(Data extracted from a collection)
* START *

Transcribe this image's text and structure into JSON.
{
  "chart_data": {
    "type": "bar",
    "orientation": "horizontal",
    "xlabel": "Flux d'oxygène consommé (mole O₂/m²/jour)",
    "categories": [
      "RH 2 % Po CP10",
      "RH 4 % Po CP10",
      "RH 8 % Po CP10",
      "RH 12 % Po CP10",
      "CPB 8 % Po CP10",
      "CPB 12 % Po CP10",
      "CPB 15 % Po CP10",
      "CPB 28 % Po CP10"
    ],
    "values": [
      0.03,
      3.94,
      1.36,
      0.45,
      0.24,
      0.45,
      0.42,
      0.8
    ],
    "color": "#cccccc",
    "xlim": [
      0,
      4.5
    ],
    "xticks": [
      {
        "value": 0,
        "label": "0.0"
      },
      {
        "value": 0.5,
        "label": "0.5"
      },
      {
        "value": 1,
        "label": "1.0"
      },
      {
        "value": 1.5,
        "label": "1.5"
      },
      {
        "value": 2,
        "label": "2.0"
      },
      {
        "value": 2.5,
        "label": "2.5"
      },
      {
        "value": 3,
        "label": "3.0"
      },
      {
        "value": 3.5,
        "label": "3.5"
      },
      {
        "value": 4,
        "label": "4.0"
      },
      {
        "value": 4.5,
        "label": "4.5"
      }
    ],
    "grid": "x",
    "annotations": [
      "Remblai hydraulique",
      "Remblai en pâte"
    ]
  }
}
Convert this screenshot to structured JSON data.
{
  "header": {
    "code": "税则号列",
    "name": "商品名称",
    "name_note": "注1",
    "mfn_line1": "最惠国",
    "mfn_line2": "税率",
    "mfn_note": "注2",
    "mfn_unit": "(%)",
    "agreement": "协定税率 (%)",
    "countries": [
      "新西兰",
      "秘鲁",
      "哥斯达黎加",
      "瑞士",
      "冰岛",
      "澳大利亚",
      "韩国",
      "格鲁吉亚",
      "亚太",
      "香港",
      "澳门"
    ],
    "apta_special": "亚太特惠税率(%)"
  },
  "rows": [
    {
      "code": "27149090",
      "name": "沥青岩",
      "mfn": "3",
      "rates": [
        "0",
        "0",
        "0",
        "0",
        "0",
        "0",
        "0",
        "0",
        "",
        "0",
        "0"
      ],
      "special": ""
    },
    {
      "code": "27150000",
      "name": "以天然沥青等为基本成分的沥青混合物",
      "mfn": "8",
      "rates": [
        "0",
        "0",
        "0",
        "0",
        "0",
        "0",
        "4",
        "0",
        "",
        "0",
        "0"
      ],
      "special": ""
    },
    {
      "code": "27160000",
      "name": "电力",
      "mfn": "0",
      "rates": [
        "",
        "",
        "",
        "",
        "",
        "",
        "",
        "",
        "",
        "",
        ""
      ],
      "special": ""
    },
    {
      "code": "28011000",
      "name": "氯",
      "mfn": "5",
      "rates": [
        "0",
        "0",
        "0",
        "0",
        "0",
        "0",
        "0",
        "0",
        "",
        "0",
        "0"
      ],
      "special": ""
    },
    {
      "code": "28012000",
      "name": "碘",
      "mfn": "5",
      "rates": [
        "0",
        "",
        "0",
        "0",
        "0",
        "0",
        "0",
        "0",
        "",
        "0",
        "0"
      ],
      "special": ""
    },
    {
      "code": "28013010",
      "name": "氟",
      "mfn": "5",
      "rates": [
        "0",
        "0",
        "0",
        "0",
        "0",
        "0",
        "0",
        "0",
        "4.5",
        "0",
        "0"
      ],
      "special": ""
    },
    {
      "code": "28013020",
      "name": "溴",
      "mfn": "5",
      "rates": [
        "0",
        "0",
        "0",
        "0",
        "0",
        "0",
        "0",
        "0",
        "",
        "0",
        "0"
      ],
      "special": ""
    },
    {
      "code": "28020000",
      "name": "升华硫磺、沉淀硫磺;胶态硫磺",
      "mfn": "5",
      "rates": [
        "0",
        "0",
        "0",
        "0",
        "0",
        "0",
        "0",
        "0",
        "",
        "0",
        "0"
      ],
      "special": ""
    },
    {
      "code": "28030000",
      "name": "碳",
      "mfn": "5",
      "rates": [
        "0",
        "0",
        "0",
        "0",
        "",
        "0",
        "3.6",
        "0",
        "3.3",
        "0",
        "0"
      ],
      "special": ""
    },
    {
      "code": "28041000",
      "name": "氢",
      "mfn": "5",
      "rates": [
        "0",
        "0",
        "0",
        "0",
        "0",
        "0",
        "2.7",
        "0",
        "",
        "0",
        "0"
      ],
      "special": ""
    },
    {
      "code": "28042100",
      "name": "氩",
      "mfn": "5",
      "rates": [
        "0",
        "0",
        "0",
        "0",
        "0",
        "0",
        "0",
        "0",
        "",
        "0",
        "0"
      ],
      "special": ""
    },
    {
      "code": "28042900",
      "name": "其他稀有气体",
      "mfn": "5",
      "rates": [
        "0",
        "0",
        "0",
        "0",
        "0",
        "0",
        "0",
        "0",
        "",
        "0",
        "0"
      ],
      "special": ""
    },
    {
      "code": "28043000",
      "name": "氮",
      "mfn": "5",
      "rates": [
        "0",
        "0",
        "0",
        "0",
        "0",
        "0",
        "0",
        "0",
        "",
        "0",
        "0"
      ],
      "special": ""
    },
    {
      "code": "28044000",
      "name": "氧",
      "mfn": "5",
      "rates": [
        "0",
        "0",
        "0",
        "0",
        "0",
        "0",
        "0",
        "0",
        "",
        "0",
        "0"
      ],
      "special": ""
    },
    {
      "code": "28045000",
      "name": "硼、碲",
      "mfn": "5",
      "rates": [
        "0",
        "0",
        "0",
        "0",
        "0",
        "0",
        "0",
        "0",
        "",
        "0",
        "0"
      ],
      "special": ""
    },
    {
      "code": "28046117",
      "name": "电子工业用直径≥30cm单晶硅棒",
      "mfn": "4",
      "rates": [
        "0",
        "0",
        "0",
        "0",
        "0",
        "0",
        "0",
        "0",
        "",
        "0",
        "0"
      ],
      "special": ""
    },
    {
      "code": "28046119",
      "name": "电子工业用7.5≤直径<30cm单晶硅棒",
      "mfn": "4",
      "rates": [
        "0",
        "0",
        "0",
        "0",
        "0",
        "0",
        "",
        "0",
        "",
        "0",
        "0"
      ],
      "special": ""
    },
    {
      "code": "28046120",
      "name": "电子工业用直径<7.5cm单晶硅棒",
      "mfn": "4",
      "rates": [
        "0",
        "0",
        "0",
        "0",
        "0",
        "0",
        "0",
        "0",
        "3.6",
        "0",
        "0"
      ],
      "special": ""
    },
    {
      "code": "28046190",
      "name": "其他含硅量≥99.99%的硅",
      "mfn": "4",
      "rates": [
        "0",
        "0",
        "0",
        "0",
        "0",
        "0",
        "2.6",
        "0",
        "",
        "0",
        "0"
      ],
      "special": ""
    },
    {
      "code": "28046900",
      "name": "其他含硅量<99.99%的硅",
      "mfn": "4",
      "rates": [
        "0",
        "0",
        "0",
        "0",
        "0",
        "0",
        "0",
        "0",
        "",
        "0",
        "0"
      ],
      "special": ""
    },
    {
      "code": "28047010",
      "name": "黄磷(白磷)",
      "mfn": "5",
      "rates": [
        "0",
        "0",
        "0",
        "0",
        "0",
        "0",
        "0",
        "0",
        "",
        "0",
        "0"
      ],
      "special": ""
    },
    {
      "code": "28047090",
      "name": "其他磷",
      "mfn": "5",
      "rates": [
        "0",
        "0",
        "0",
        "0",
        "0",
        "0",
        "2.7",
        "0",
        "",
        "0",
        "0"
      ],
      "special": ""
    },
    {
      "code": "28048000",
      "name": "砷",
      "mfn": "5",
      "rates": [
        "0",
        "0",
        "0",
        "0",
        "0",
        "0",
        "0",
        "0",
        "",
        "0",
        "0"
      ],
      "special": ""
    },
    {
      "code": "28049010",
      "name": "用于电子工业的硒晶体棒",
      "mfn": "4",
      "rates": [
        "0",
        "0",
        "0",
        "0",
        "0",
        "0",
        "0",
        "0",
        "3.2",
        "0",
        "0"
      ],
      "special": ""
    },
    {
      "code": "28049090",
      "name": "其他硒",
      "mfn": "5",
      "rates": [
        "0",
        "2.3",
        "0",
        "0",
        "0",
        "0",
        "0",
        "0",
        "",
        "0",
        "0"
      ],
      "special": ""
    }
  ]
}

* END *

Every line of the listing that holds "this" should be found and copied.

Transcribe this image's text and structure into JSON.
Convert this screenshot to structured JSON data.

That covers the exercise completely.